━━ Records for the task ━━

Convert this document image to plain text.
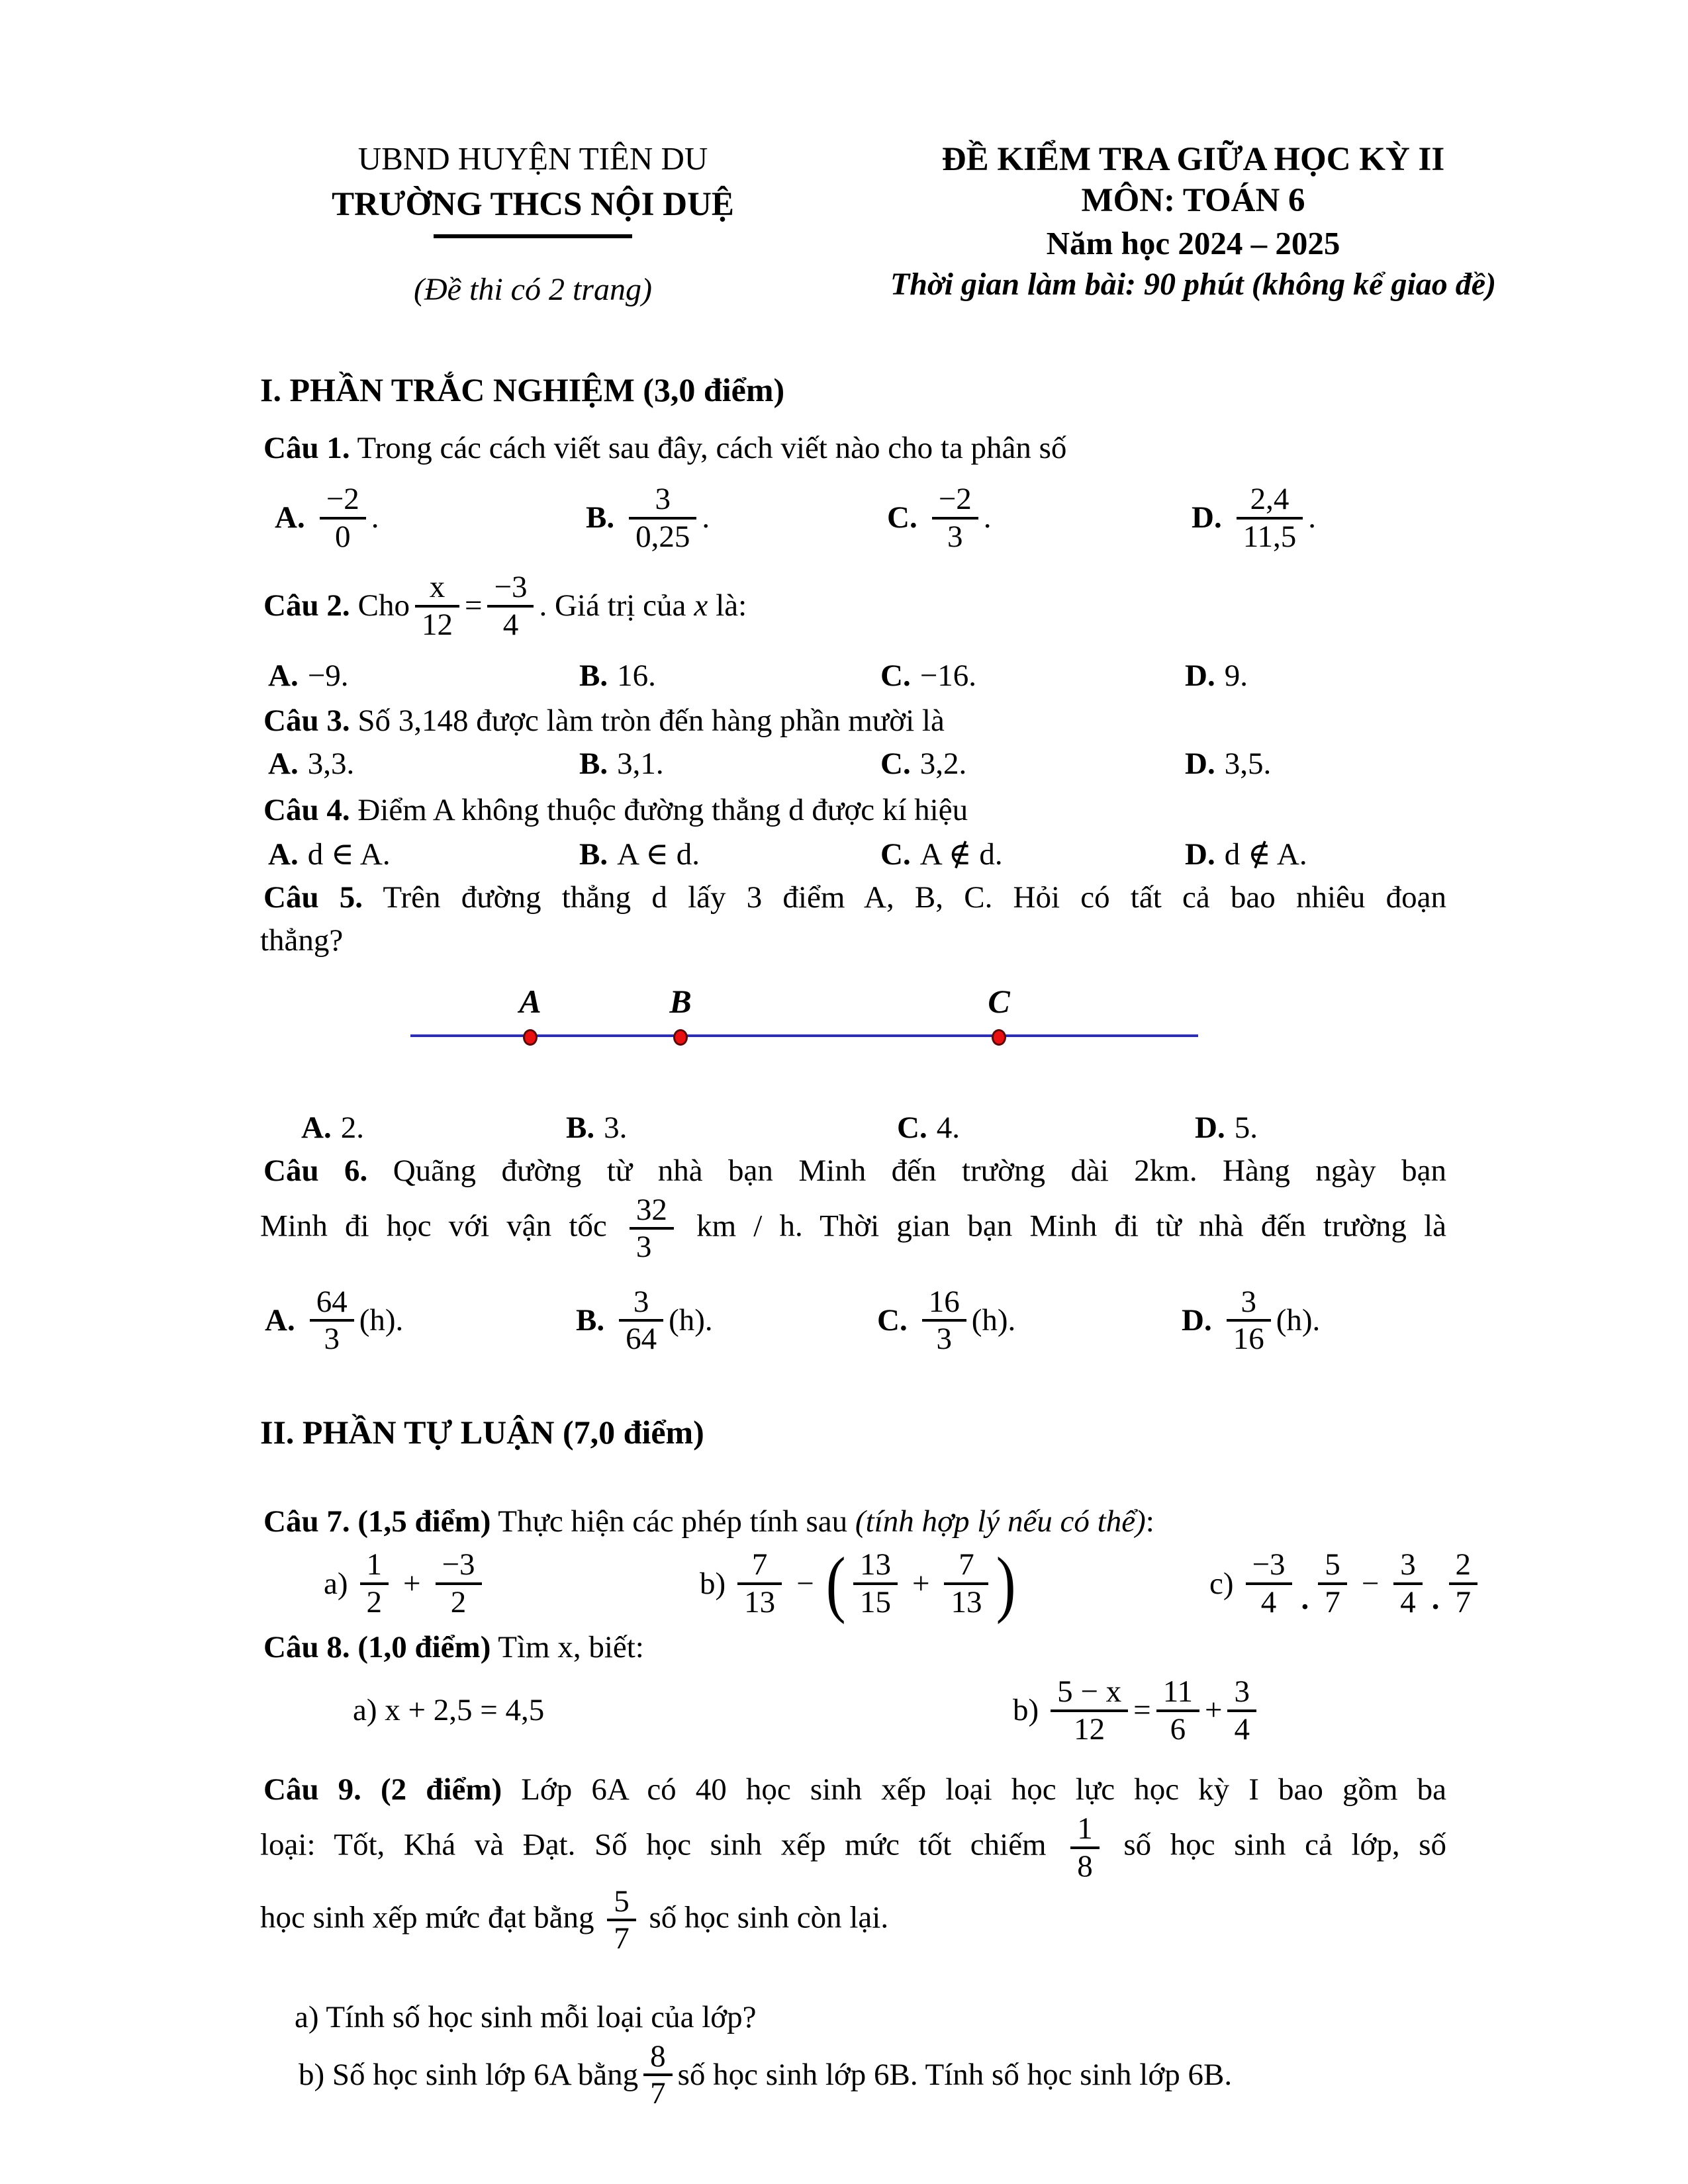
UBND HUYỆN TIÊN DU
TRƯỜNG THCS NỘI DUỆ
(Đề thi có 2 trang)
ĐỀ KIỂM TRA GIỮA HỌC KỲ II
MÔN: TOÁN 6
Năm học 2024 – 2025
Thời gian làm bài: 90 phút (không kể giao đề)
I. PHẦN TRẮC NGHIỆM (3,0 điểm)
Câu 1. Trong các cách viết sau đây, cách viết nào cho ta phân số
A. $\frac{-2}{0}$ .	B. $\frac{3}{0,25}$ .	C. $\frac{-2}{3}$ .	D. $\frac{2,4}{11,5}$ .
Câu 2. Cho $\frac{x}{12} = \frac{-3}{4}$ . Giá trị của x là:
A. −9.	B. 16.	C. −16.	D. 9.
Câu 3. Số 3,148 được làm tròn đến hàng phần mười là
A. 3,3.	B. 3,1.	C. 3,2.	D. 3,5.
Câu 4. Điểm A không thuộc đường thẳng d được kí hiệu
A. d ∈ A.	B. A ∈ d.	C. A ∉ d.	D. d ∉ A.
Câu 5. Trên đường thẳng d lấy 3 điểm A, B, C. Hỏi có tất cả bao nhiêu đoạn
thẳng?
A	B	C
A. 2.	B. 3.	C. 4.	D. 5.
Câu 6. Quãng đường từ nhà bạn Minh đến trường dài 2km. Hàng ngày bạn
Minh đi học với vận tốc $\frac{32}{3}$ km / h. Thời gian bạn Minh đi từ nhà đến trường là
A. $\frac{64}{3} (h)$.	B. $\frac{3}{64} (h)$.	C. $\frac{16}{3} (h)$.	D. $\frac{3}{16} (h)$.
II. PHẦN TỰ LUẬN (7,0 điểm)
Câu 7. (1,5 điểm) Thực hiện các phép tính sau (tính hợp lý nếu có thể):
$a) \frac{1}{2} + \frac{-3}{2}$	$b) \frac{7}{13}$ − ( $\frac{13}{15} + \frac{7}{13}$ )	$c) \frac{-3}{4}$ . $\frac{5}{7} - \frac{3}{4}$ . $\frac{2}{7}$
Câu 8. (1,0 điểm) Tìm x, biết:
a) x + 2,5 = 4,5	$b) \frac{5 - x}{12} = \frac{11}{6} + \frac{3}{4}$
Câu 9. (2 điểm) Lớp 6A có 40 học sinh xếp loại học lực học kỳ I bao gồm ba
loại: Tốt, Khá và Đạt. Số học sinh xếp mức tốt chiếm $\frac{1}{8}$ số học sinh cả lớp, số
học sinh xếp mức đạt bằng $\frac{5}{7}$ số học sinh còn lại.
a) Tính số học sinh mỗi loại của lớp?
b) Số học sinh lớp 6A bằng $\frac{8}{7}$ số học sinh lớp 6B. Tính số học sinh lớp 6B.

━━━

**What the task asks**
Give an exact copy of the material, leaving out every picture.

**Written reply**
Convert this document image to plain text.
UBND HUYỆN TIÊN DU
TRƯỜNG THCS NỘI DUỆ
(Đề thi có 2 trang)
ĐỀ KIỂM TRA GIỮA HỌC KỲ II
MÔN: TOÁN 6
Năm học 2024 – 2025
Thời gian làm bài: 90 phút (không kể giao đề)
I. PHẦN TRẮC NGHIỆM (3,0 điểm)
Câu 1. Trong các cách viết sau đây, cách viết nào cho ta phân số
A. $\frac{-2}{0}$ .	B. $\frac{3}{0,25}$ .	C. $\frac{-2}{3}$ .	D. $\frac{2,4}{11,5}$ .
Câu 2. Cho $\frac{x}{12} = \frac{-3}{4}$ . Giá trị của x là:
A. −9.	B. 16.	C. −16.	D. 9.
Câu 3. Số 3,148 được làm tròn đến hàng phần mười là
A. 3,3.	B. 3,1.	C. 3,2.	D. 3,5.
Câu 4. Điểm A không thuộc đường thẳng d được kí hiệu
A. d ∈ A.	B. A ∈ d.	C. A ∉ d.	D. d ∉ A.
Câu 5. Trên đường thẳng d lấy 3 điểm A, B, C. Hỏi có tất cả bao nhiêu đoạn
thẳng?
A	B	C
A. 2.	B. 3.	C. 4.	D. 5.
Câu 6. Quãng đường từ nhà bạn Minh đến trường dài 2km. Hàng ngày bạn
Minh đi học với vận tốc $\frac{32}{3}$ km / h. Thời gian bạn Minh đi từ nhà đến trường là
A. $\frac{64}{3} (h)$.	B. $\frac{3}{64} (h)$.	C. $\frac{16}{3} (h)$.	D. $\frac{3}{16} (h)$.
II. PHẦN TỰ LUẬN (7,0 điểm)
Câu 7. (1,5 điểm) Thực hiện các phép tính sau (tính hợp lý nếu có thể):
$a) \frac{1}{2} + \frac{-3}{2}$	$b) \frac{7}{13}$ − ( $\frac{13}{15} + \frac{7}{13}$ )	$c) \frac{-3}{4}$ . $\frac{5}{7} - \frac{3}{4}$ . $\frac{2}{7}$
Câu 8. (1,0 điểm) Tìm x, biết:
a) x + 2,5 = 4,5	$b) \frac{5 - x}{12} = \frac{11}{6} + \frac{3}{4}$
Câu 9. (2 điểm) Lớp 6A có 40 học sinh xếp loại học lực học kỳ I bao gồm ba
loại: Tốt, Khá và Đạt. Số học sinh xếp mức tốt chiếm $\frac{1}{8}$ số học sinh cả lớp, số
học sinh xếp mức đạt bằng $\frac{5}{7}$ số học sinh còn lại.
a) Tính số học sinh mỗi loại của lớp?
b) Số học sinh lớp 6A bằng $\frac{8}{7}$ số học sinh lớp 6B. Tính số học sinh lớp 6B.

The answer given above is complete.